So Ipiales was off-limits for the time being. Unless I felt like getting robbed at gunpoint, kidnapped and disappeared into the jungle, or maybe blown up in a bus terminal. At the same time, the ELN and other diverse factions (Colombia is a very diverse and colorful place, after all) had begun causing chaos all over some of the more difficult to police regions of the country. Almost everywhere outside the highland capital of Bogotá and surrounding region of Cundinamarca had become a no-go zone again for us gringos, along with almost anywhere worth visiting. Even the cities of Barranquilla and Cali had been flagged as red zones.
Part of the reason I felt like it was a good time to come to Colombia the year before had been because the country had recently signed a peace treaty with the FARC and begun the long process of disarming and re-integrating its members into society. This came with many long decades of bad blood and emotional baggage between the rebels and much of regular society, and it was clear the process would be a thorny one. Just ask any Colombian what they think about the guerrillas and you will be treated to delightful stories of kidnap, murder, robbery, deprivation and nightmare without end.
Then the government began failing to live up to its obligations under the peace agreement. Whether it was through ineptitude, corruption, or the widespread distrust and hostility toward the peace process, things came unravelled over the year or so after the treaty with the FARC was signed. Re-integration camps went unfinished. Social work and job training was not provided. Returns of land from landlords who had forced people off theirs were unfulfilled. FARC political leaders, who had been promised a place at the table in the Colombian government, started being attacked in public and driven into hiding. The former guerrillas, their supporters, and those still under arms in the remote mountains and valleys saw this as an outright betrayal.
So much for the peace process.
Sitting on a plane, watching Colombia disappear beneath the high swelling clouds and the mountains of Ecuador slowly rise to take their place, I couldn’t help feeling a little disappointed. My preferred mode of travel is by bus when possible. Air travel is just so damn expensive. Not to mention 99.999% lethal if something goes wrong. I always find myself holding my breath and gripping the seat handles on takeoff and landing, statistically the most dangerous points in any flight. After each landing I want to applaud the pilot, but aside from planes full of Germans, nobody ever does. Ingrates. Don’t they know he just saved their lives?

##############################

■ Direction a
In the travel essay, which two cities had been flagged as red zones?

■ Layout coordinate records
##############################

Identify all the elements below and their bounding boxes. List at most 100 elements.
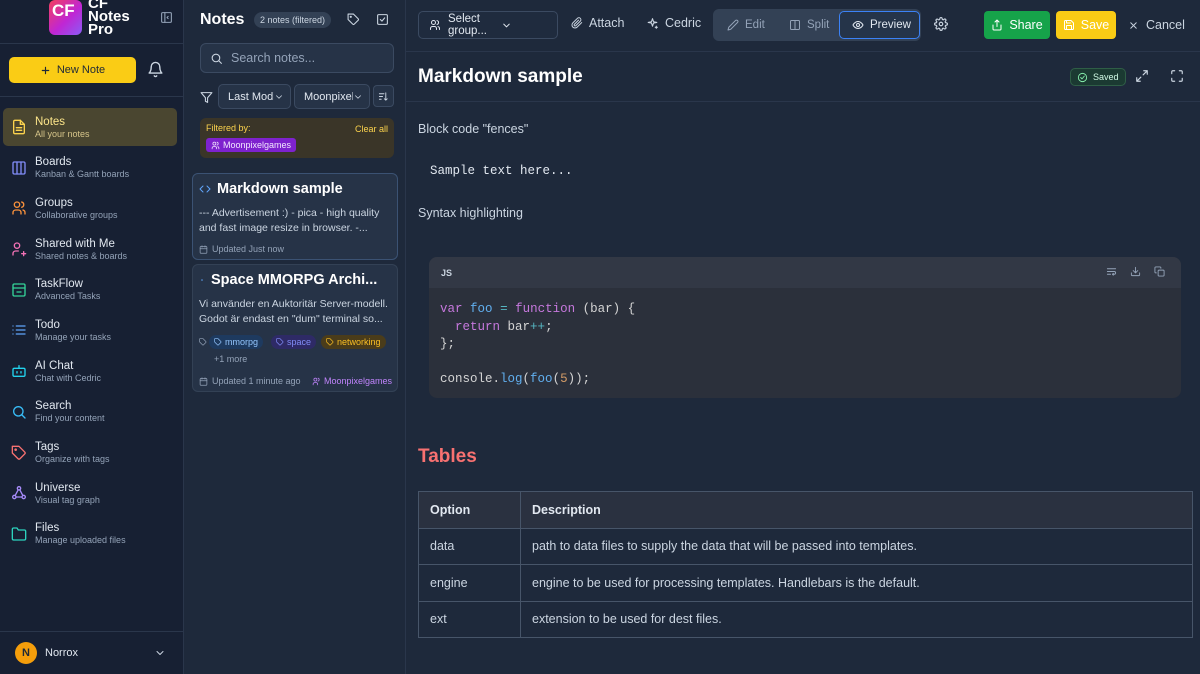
sidebar-item-universe[interactable]: Universe Visual tag graph — [3, 474, 177, 512]
list-icon — [11, 322, 27, 338]
sidebar-item-tags[interactable]: Tags Organize with tags — [3, 434, 177, 472]
select-group-dropdown[interactable]: Select group... — [418, 11, 558, 39]
nav-subtitle: Advanced Tasks — [35, 291, 101, 302]
code-line: }; — [440, 337, 456, 351]
sidebar-item-shared[interactable]: Shared with Me Shared notes & boards — [3, 230, 177, 268]
sidebar-divider — [0, 96, 184, 97]
attach-button[interactable]: Attach — [571, 16, 624, 30]
cancel-button[interactable]: Cancel — [1128, 11, 1185, 39]
nav-subtitle: Collaborative groups — [35, 209, 118, 220]
download-icon[interactable] — [1130, 266, 1141, 277]
cedric-button[interactable]: Cedric — [646, 16, 701, 30]
new-note-label: New Note — [56, 64, 106, 76]
nav-subtitle: Manage uploaded files — [35, 535, 126, 546]
sort-select[interactable]: Last Modified — [218, 84, 291, 109]
settings-gear-icon[interactable] — [934, 17, 948, 31]
table-cell: engine to be used for processing templat… — [520, 564, 1193, 602]
sort-icon — [378, 91, 389, 102]
app-brand: CF Notes Pro — [88, 0, 148, 37]
group-filter-select[interactable]: Moonpixelgames — [294, 84, 370, 109]
check-circle-icon — [1077, 72, 1088, 82]
note-card-title: Space MMORPG Archi... — [199, 272, 394, 288]
tag-chip[interactable]: mmorpg — [209, 335, 264, 349]
cedric-label: Cedric — [665, 16, 702, 30]
paragraph: Block code "fences" — [418, 122, 529, 136]
new-note-button[interactable]: New Note — [9, 57, 136, 83]
select-mode-icon[interactable] — [376, 13, 389, 26]
note-card[interactable]: Space MMORPG Archi... Vi använder en Auk… — [192, 264, 398, 392]
expand-icon[interactable] — [1135, 69, 1149, 83]
note-updated: Updated Just now — [199, 244, 284, 254]
nav-title: Todo — [35, 318, 60, 331]
clear-all-filters-link[interactable]: Clear all — [355, 124, 388, 134]
save-icon — [1063, 19, 1075, 31]
search-box[interactable] — [200, 43, 394, 73]
note-tags: mmorpg space networking +1 more — [199, 335, 399, 369]
edit-mode-label: Edit — [745, 19, 765, 31]
sidebar-item-taskflow[interactable]: TaskFlow Advanced Tasks — [3, 271, 177, 309]
folder-icon — [11, 526, 27, 542]
sidebar-item-ai-chat[interactable]: AI Chat Chat with Cedric — [3, 352, 177, 390]
sort-direction-button[interactable] — [373, 85, 394, 107]
save-label: Save — [1080, 18, 1110, 32]
table-cell: engine — [418, 564, 521, 602]
edit-mode-button[interactable]: Edit — [715, 11, 777, 39]
tag-chip[interactable]: space — [271, 335, 317, 349]
save-button[interactable]: Save — [1056, 11, 1116, 39]
app-logo[interactable]: CF — [49, 0, 82, 35]
select-group-label: Select group... — [448, 13, 487, 37]
table-cell: path to data files to supply the data th… — [520, 527, 1193, 565]
paragraph: Syntax highlighting — [418, 206, 523, 220]
document-title-bar: Markdown sample Saved — [406, 52, 1200, 102]
nav-subtitle: Organize with tags — [35, 454, 110, 464]
cancel-label: Cancel — [1146, 18, 1185, 32]
sidebar-item-search[interactable]: Search Find your content — [3, 393, 177, 431]
notes-count-badge: 2 notes (filtered) — [254, 12, 332, 28]
nav-title: Groups — [35, 196, 73, 209]
avatar: N — [15, 642, 37, 664]
note-updated: Updated 1 minute ago — [199, 376, 301, 386]
share-button[interactable]: Share — [984, 11, 1050, 39]
note-title-text: Markdown sample — [217, 181, 343, 197]
chevron-down-icon — [355, 94, 361, 99]
sidebar-item-todo[interactable]: Todo Manage your tasks — [3, 311, 177, 349]
group-filter-chip[interactable]: Moonpixelgames — [206, 138, 297, 152]
note-card[interactable]: Markdown sample --- Advertisement :) - p… — [192, 173, 398, 260]
share-label: Share — [1009, 18, 1043, 32]
collapse-sidebar-icon[interactable] — [160, 11, 173, 24]
document-title[interactable]: Markdown sample — [418, 66, 583, 88]
split-mode-button[interactable]: Split — [777, 11, 841, 39]
editor-panel: Select group... Attach Cedric Edit Split… — [406, 0, 1200, 674]
sidebar-item-files[interactable]: Files Manage uploaded files — [3, 515, 177, 553]
chevron-down-icon — [276, 94, 282, 99]
columns-icon — [789, 19, 801, 31]
pencil-icon — [727, 19, 739, 31]
table-row: engine engine to be used for processing … — [418, 564, 1193, 602]
tag-icon — [214, 338, 222, 346]
users-icon — [429, 19, 441, 31]
code-language: JS — [441, 267, 453, 278]
fullscreen-icon[interactable] — [1170, 69, 1184, 83]
notifications-bell-icon[interactable] — [147, 61, 164, 78]
user-menu[interactable]: N Norrox — [0, 631, 184, 674]
split-mode-label: Split — [807, 19, 830, 31]
tag-filter-icon[interactable] — [347, 13, 360, 26]
sidebar-header: CF CF Notes Pro — [0, 0, 183, 44]
nav-title: Files — [35, 522, 60, 535]
sidebar-item-boards[interactable]: Boards Kanban & Gantt boards — [3, 149, 177, 187]
chevron-down-icon — [501, 20, 547, 31]
code-icon — [199, 183, 211, 195]
code-block-header: JS — [429, 257, 1181, 288]
note-title-text: Space MMORPG Archi... — [211, 272, 378, 288]
sidebar-item-groups[interactable]: Groups Collaborative groups — [3, 189, 177, 227]
search-input[interactable] — [231, 51, 381, 65]
preview-mode-button[interactable]: Preview — [839, 11, 920, 39]
notes-panel-title: Notes — [200, 11, 245, 28]
users-icon — [211, 141, 220, 150]
sidebar-item-notes[interactable]: Notes All your notes — [3, 108, 177, 146]
active-filters: Filtered by: Clear all Moonpixelgames — [200, 118, 394, 158]
tag-chip[interactable]: networking — [321, 335, 386, 349]
wrap-lines-icon[interactable] — [1106, 266, 1117, 277]
filter-chip-label: Moonpixelgames — [223, 140, 292, 150]
copy-icon[interactable] — [1154, 266, 1165, 277]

##############################

■ Direction b
Reproduce the part of the records that opens with the line containing "sidebar-item-universe[interactable]: Universe Visual" and closes with the line containing "app-brand: CF Notes Pro — [88, 0, 148, 37]", substituting "Date Created" for "Last Modified" and leaving everything else unchanged.

■ Written response a
Barranquilla and Cali.

■ Written response b
sidebar-item-universe[interactable]: Universe Visual tag graph — [3, 474, 177, 512]
list-icon — [11, 322, 27, 338]
sidebar-item-tags[interactable]: Tags Organize with tags — [3, 434, 177, 472]
select-group-dropdown[interactable]: Select group... — [418, 11, 558, 39]
nav-subtitle: Advanced Tasks — [35, 291, 101, 302]
code-line: }; — [440, 337, 456, 351]
sidebar-item-shared[interactable]: Shared with Me Shared notes & boards — [3, 230, 177, 268]
sidebar-divider — [0, 96, 184, 97]
attach-button[interactable]: Attach — [571, 16, 624, 30]
cancel-button[interactable]: Cancel — [1128, 11, 1185, 39]
nav-subtitle: Collaborative groups — [35, 209, 118, 220]
download-icon[interactable] — [1130, 266, 1141, 277]
cedric-button[interactable]: Cedric — [646, 16, 701, 30]
new-note-label: New Note — [56, 64, 106, 76]
nav-subtitle: Manage uploaded files — [35, 535, 126, 546]
sort-select[interactable]: Date Created — [218, 84, 291, 109]
settings-gear-icon[interactable] — [934, 17, 948, 31]
table-cell: engine to be used for processing templat… — [520, 564, 1193, 602]
sort-icon — [378, 91, 389, 102]
app-brand: CF Notes Pro — [88, 0, 148, 37]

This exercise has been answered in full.